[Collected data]
■ ■ ■

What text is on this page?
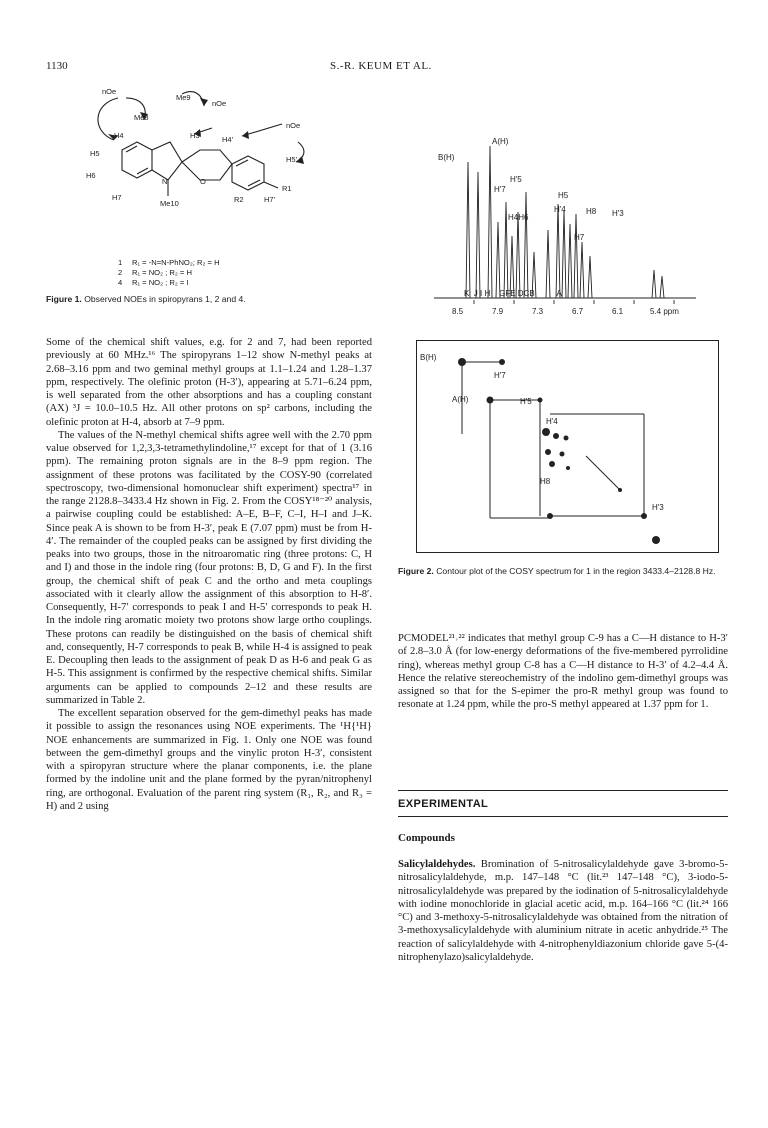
1130	S.-R. KEUM ET AL.
nOe
Me9
nOe
Me8
nOe
H4	H3'	H4'
H5
H5'
H6
N	O
R1
H7
Me10	R2	H7'
1 R₁ = -N=N-PhNO₂; R₂ = H
2 R₁ = NO₂ ; R₂ = H
4 R₁ = NO₂ ; R₂ = I
Figure 1. Observed NOEs in spiropyrans 1, 2 and 4.
K  J I H    GFE DCB          A
8.5	7.9	7.3	6.7	6.1	5.4 ppm
A(H)
B(H)
H'5
H'7
H5
H'4	H8 H'3
H4H6
H7
B(H)
H'7
A(H)	H'5
H'4
H8
H'3
Figure 2. Contour plot of the COSY spectrum for 1 in the region 3433.4–2128.8 Hz.

Some of the chemical shift values, e.g. for 2 and 7, had been reported previously at 60 MHz.¹⁶ The spiropyrans 1–12 show N-methyl peaks at 2.68–3.16 ppm and two geminal methyl groups at 1.1–1.24 and 1.28–1.37 ppm, respectively. The olefinic proton (H-3′), appearing at 5.71–6.24 ppm, is well separated from the other absorptions and has a coupling constant (AX) ³J = 10.0–10.5 Hz. All other protons on sp² carbons, including the olefinic proton at H-4, absorb at 7–9 ppm.

The values of the N-methyl chemical shifts agree well with the 2.70 ppm value observed for 1,2,3,3-tetramethylindoline,¹⁷ except for that of 1 (3.16 ppm). The remaining proton signals are in the 8–9 ppm region. The assignment of these protons was facilitated by the COSY-90 (correlated spectroscopy, two-dimensional homonuclear shift experiment) spectra¹⁷ in the range 2128.8–3433.4 Hz shown in Fig. 2. From the COSY¹⁸⁻²⁰ analysis, a pairwise coupling could be established: A–E, B–F, C–I, H–I and J–K. Since peak A is shown to be from H-3′, peak E (7.07 ppm) must be from H-4′. The remainder of the coupled peaks can be assigned by first dividing the peaks into two groups, those in the nitroaromatic ring (three protons: C, H and I) and those in the indole ring (four protons: B, D, G and F). In the first group, the chemical shift of peak C and the ortho and meta couplings associated with it clearly allow the assignment of this absorption to H-8′. Consequently, H-7′ corresponds to peak I and H-5′ corresponds to peak H. In the indole ring aromatic moiety two protons show large ortho couplings. These protons can readily be distinguished on the basis of chemical shift and, consequently, H-7 corresponds to peak B, while H-4 is assigned to peak E. Decoupling then leads to the assignment of peak D as H-6 and peak G as H-5. This assignment is confirmed by the respective chemical shifts. Similar arguments can be applied to compounds 2–12 and these results are summarized in Table 2.

The excellent separation observed for the gem-dimethyl peaks has made it possible to assign the resonances using NOE experiments. The ¹H{¹H} NOE enhancements are summarized in Fig. 1. Only one NOE was found between the gem-dimethyl groups and the vinylic proton H-3′, consistent with a spiropyran structure where the planar components, i.e. the plane formed by the indoline unit and the plane formed by the pyran/nitrophenyl ring, are orthogonal. Evaluation of the parent ring system (R₁, R₂, and R₃ = H) and 2 using

PCMODEL²¹˒²² indicates that methyl group C-9 has a C—H distance to H-3′ of 2.8–3.0 Å (for low-energy deformations of the five-membered pyrrolidine ring), whereas methyl group C-8 has a C—H distance to H-3′ of 4.2–4.4 Å. Hence the relative stereochemistry of the indolino gem-dimethyl groups was assigned so that for the S-epimer the pro-R methyl group was found to resonate at 1.24 ppm, while the pro-S methyl appeared at 1.37 ppm for 1.

EXPERIMENTAL
Compounds

Salicylaldehydes. Bromination of 5-nitrosalicylaldehyde gave 3-bromo-5-nitrosalicylaldehyde, m.p. 147–148 °C (lit.²³ 147–148 °C), 3-iodo-5-nitrosalicylaldehyde was prepared by the iodination of 5-nitrosalicylaldehyde with iodine monochloride in glacial acetic acid, m.p. 164–166 °C (lit.²⁴ 166 °C) and 3-methoxy-5-nitrosalicylaldehyde was obtained from the nitration of 3-methoxysalicylaldehyde with aluminium nitrate in acetic anhydride.²⁵ The reaction of salicylaldehyde with 4-nitrophenyldiazonium chloride gave 5-(4-nitrophenylazo)salicylaldehyde.
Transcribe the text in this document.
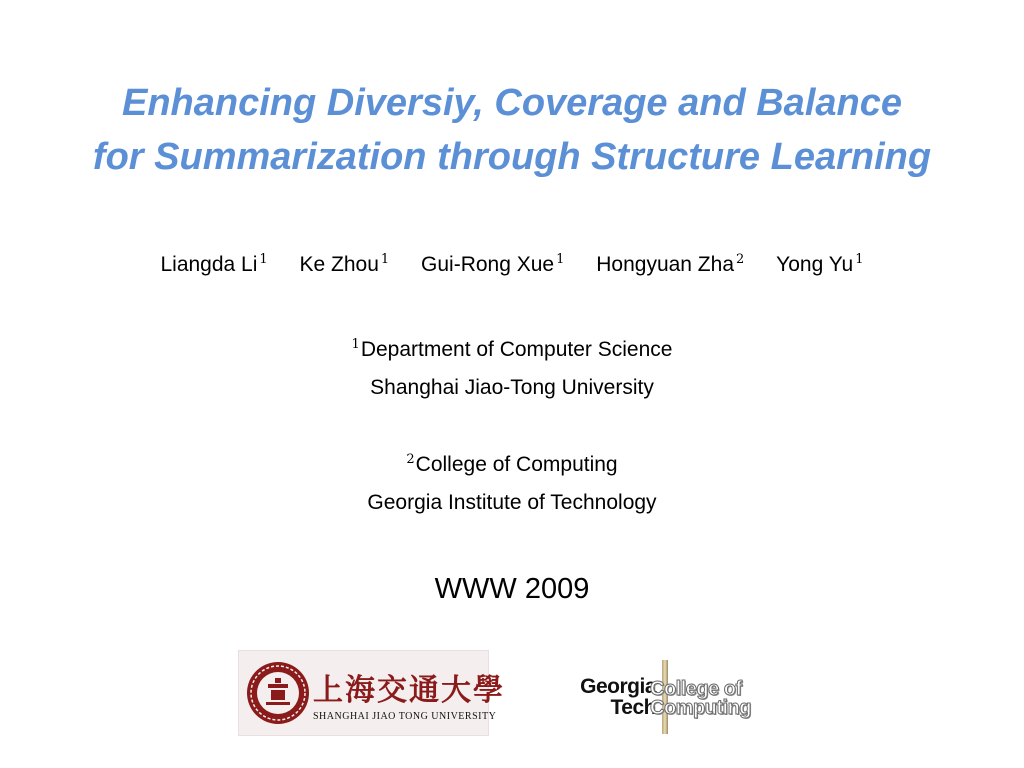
Enhancing Diversiy, Coverage and Balance
for Summarization through Structure Learning
Liangda Li $^1$ Ke Zhou $^1$ Gui-Rong Xue $^1$ Hongyuan Zha $^2$ Yong Yu $^1$
$^1$Department of Computer Science
Shanghai Jiao-Tong University
$^2$College of Computing
Georgia Institute of Technology
WWW 2009
上海交通大學
SHANGHAI JIAO TONG UNIVERSITY
Georgia
Tech
College of
Computing
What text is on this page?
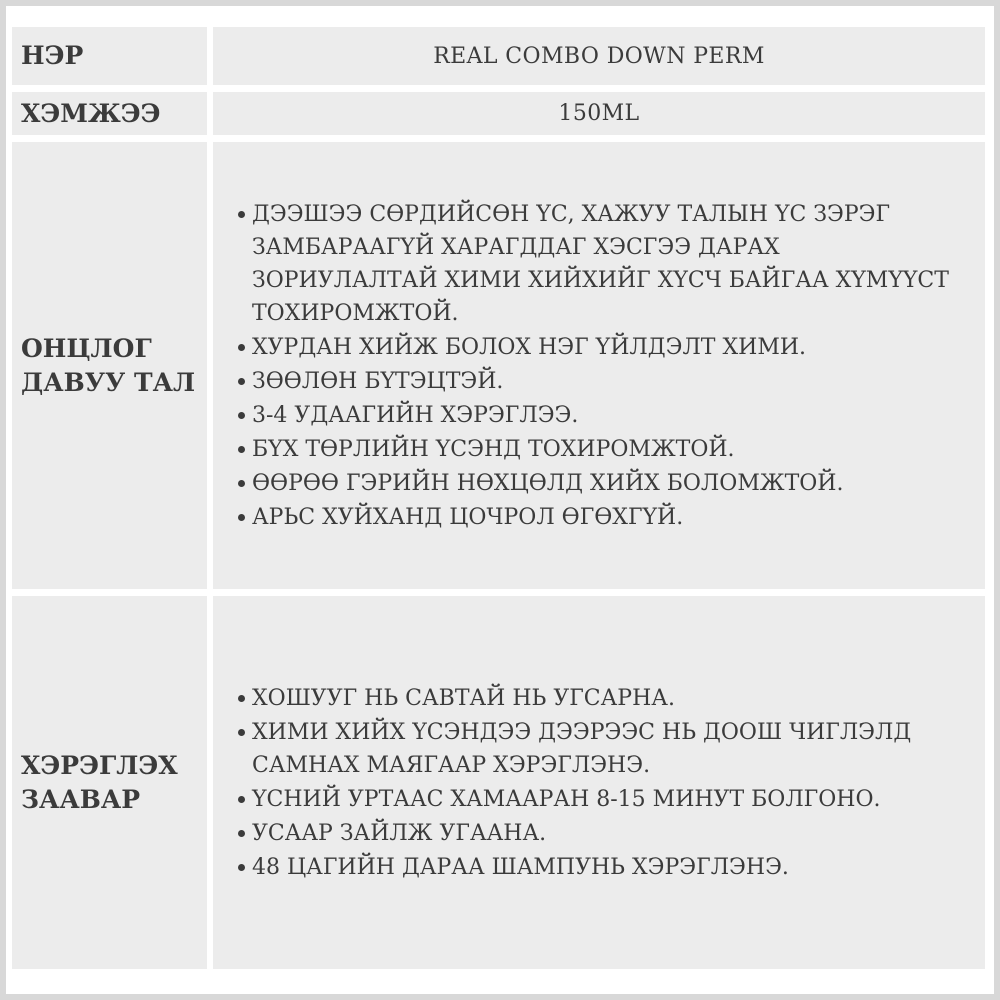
НЭР	REAL COMBO DOWN PERM
ХЭМЖЭЭ	150ML
ОНЦЛОГ ДАВУУ ТАЛ
ДЭЭШЭЭ СӨРДИЙСӨН ҮС, ХАЖУУ ТАЛЫН ҮС ЗЭРЭГ ЗАМБАРААГҮЙ ХАРАГДДАГ ХЭСГЭЭ ДАРАХ ЗОРИУЛАЛТАЙ ХИМИ ХИЙХИЙГ ХҮСЧ БАЙГАА ХҮМҮҮСТ ТОХИРОМЖТОЙ.
ХУРДАН ХИЙЖ БОЛОХ НЭГ ҮЙЛДЭЛТ ХИМИ.
ЗӨӨЛӨН БҮТЭЦТЭЙ.
3-4 УДААГИЙН ХЭРЭГЛЭЭ.
БҮХ ТӨРЛИЙН ҮСЭНД ТОХИРОМЖТОЙ.
ӨӨРӨӨ ГЭРИЙН НӨХЦӨЛД ХИЙХ БОЛОМЖТОЙ.
АРЬС ХУЙХАНД ЦОЧРОЛ ӨГӨХГҮЙ.
ХЭРЭГЛЭХ ЗААВАР
ХОШУУГ НЬ САВТАЙ НЬ УГСАРНА.
ХИМИ ХИЙХ ҮСЭНДЭЭ ДЭЭРЭЭС НЬ ДООШ ЧИГЛЭЛД САМНАХ МАЯГААР ХЭРЭГЛЭНЭ.
ҮСНИЙ УРТААС ХАМААРАН 8-15 МИНУТ БОЛГОНО.
УСААР ЗАЙЛЖ УГААНА.
48 ЦАГИЙН ДАРАА ШАМПУНЬ ХЭРЭГЛЭНЭ.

■ ■ ■

▸ **Stated goal**
Find the lines containing "Figure" and list every one of them.

▸ **Finished exercise**
Figure 1. Observed NOEs in spiropyrans 1, 2 and 4.
Figure 2. Contour plot of the COSY spectrum for 1 in the region 3433.4–2128.8 Hz.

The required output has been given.